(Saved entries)
-------------------------
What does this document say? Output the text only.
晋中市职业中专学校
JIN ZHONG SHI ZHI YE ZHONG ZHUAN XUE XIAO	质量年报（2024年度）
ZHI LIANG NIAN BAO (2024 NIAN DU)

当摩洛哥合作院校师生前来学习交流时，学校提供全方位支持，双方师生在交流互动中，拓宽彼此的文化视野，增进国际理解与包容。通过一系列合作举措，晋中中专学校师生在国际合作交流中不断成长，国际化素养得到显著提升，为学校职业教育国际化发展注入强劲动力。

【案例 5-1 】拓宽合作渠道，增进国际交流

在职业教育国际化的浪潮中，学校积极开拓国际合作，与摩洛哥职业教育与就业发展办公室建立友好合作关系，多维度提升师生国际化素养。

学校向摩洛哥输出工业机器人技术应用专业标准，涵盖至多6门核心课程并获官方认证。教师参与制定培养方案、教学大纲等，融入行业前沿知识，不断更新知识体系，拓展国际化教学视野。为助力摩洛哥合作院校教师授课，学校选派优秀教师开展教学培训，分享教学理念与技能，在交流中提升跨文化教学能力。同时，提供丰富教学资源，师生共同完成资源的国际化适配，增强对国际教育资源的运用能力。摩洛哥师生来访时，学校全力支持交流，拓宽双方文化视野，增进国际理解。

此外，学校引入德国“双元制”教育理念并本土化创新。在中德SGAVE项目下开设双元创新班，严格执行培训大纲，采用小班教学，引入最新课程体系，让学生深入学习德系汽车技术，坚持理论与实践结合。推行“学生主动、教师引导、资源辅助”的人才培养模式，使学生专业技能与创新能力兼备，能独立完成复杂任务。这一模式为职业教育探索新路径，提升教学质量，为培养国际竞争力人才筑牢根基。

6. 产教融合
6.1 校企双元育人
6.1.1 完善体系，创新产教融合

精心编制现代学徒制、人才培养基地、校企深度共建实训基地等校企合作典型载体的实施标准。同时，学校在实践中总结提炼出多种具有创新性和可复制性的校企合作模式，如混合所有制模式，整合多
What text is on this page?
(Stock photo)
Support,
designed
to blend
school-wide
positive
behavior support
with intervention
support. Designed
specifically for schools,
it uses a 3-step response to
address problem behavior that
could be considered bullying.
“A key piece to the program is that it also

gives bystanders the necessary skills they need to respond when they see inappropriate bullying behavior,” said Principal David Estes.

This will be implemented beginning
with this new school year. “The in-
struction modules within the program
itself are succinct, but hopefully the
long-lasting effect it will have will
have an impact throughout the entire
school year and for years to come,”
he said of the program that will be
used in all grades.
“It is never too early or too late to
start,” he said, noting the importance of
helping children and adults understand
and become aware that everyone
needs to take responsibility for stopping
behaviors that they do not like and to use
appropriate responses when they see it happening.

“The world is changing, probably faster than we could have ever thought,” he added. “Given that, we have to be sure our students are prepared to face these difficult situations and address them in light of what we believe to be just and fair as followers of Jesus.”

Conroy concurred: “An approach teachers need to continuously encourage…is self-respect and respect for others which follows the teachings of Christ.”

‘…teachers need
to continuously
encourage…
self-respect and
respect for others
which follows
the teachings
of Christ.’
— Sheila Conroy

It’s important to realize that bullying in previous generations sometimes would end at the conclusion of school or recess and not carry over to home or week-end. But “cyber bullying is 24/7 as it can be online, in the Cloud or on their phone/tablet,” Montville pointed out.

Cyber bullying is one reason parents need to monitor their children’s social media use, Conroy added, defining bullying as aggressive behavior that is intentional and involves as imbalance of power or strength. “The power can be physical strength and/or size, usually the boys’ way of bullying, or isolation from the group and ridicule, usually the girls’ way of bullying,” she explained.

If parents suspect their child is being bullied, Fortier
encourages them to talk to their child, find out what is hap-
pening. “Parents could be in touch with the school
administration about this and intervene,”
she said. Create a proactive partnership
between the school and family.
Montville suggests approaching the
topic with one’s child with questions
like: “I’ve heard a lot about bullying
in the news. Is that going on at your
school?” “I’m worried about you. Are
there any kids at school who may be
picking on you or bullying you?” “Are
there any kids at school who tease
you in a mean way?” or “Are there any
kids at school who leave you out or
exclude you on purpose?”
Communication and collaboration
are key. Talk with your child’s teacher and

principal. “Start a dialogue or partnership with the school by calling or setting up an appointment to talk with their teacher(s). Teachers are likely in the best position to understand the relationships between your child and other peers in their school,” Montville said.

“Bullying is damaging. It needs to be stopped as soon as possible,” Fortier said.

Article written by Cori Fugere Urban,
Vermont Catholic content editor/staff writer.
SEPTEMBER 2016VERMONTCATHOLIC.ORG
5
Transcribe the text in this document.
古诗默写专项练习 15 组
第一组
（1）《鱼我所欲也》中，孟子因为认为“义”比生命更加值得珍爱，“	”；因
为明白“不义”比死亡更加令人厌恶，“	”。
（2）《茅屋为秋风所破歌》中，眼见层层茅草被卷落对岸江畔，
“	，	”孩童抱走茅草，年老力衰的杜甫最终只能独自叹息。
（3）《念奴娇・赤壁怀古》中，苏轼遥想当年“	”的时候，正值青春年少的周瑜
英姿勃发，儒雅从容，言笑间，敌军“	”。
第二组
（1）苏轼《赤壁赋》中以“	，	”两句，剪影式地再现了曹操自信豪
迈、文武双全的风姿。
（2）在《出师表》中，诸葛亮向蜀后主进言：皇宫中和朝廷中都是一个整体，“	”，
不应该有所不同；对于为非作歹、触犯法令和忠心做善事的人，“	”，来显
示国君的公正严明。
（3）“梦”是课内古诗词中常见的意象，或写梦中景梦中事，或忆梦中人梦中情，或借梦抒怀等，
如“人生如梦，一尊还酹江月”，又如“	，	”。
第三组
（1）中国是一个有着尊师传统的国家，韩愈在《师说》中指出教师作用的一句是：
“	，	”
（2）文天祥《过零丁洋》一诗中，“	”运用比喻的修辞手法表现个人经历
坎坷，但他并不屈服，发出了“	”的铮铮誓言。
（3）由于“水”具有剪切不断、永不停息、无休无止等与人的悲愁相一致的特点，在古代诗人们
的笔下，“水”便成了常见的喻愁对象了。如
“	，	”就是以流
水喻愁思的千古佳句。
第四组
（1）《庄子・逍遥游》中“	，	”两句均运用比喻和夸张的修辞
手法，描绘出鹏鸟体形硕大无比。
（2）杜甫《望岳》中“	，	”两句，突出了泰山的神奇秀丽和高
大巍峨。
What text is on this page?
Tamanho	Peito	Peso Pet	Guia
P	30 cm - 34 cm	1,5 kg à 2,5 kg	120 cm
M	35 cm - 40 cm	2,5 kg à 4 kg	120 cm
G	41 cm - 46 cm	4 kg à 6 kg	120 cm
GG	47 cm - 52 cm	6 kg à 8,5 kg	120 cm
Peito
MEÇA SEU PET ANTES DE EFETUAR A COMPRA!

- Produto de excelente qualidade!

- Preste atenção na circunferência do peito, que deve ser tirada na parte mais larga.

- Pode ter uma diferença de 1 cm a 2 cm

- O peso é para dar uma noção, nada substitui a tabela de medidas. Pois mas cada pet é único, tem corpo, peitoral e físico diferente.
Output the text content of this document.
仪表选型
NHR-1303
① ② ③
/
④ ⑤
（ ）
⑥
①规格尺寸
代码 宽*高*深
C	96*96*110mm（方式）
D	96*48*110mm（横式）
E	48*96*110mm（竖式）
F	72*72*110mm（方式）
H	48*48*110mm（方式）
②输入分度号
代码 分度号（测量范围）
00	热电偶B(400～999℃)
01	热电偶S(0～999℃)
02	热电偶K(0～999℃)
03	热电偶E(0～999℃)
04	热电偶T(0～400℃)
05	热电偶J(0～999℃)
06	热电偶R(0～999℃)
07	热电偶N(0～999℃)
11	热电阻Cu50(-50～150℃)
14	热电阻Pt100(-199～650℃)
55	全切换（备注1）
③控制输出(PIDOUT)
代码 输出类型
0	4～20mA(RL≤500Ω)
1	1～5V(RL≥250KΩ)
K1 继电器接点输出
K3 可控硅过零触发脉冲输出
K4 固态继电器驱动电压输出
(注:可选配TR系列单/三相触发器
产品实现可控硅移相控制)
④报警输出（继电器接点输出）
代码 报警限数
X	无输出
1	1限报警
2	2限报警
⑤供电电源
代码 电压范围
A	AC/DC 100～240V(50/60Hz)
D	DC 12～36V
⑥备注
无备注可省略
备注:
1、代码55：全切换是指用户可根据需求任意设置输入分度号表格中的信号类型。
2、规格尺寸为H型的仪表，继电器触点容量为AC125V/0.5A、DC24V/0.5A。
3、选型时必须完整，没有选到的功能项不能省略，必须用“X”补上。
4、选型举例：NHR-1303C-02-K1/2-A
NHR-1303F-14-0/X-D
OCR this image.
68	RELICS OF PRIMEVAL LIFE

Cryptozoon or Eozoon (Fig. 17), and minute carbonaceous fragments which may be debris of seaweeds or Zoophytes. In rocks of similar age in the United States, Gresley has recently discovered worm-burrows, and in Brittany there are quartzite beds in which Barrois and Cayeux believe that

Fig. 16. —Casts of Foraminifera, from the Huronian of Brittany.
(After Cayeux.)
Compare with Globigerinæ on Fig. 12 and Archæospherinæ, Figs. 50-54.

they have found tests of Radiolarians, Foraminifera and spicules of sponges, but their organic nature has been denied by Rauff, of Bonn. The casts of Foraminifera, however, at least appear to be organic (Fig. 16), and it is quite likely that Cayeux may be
-------------------------
WRITTEN PROBLEM —
Determine how many lines above contain "follows" as a word or string. Give the number alone.

FINAL RESULT —
2